## What is needed:
Copy, from the entries below, each line in which the string "Maximization" appears.

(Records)
┄┄┄┄┄┄
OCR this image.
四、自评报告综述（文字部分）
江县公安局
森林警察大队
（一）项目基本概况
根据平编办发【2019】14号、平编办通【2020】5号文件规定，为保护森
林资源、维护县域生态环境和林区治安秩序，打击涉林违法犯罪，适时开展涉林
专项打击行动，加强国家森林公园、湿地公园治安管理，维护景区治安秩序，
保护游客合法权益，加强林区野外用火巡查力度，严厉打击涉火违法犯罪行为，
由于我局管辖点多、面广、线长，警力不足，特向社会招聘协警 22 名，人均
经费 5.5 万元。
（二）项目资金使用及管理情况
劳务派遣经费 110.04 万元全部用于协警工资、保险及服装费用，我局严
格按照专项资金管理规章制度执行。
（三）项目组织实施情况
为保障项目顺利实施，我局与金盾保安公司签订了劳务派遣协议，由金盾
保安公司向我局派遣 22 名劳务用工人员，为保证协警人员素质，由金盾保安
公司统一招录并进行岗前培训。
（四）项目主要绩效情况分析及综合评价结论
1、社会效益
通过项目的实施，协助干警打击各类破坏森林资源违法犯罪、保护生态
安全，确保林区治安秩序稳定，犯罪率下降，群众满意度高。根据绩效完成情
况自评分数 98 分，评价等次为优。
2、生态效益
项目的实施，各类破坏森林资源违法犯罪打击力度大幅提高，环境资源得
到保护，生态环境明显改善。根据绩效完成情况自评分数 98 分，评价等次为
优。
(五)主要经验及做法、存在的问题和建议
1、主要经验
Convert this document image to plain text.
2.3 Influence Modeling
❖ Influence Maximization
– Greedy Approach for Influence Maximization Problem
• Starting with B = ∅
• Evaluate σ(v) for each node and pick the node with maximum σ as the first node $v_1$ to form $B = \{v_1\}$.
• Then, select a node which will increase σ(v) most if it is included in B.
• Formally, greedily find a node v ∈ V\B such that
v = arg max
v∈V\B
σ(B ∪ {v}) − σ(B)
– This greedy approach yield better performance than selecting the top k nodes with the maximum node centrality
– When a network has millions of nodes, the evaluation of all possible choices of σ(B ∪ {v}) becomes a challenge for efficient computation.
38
┄┄┄┄┄┄
## Exercise response:
❖ Influence Maximization
– Greedy Approach for Influence Maximization Problem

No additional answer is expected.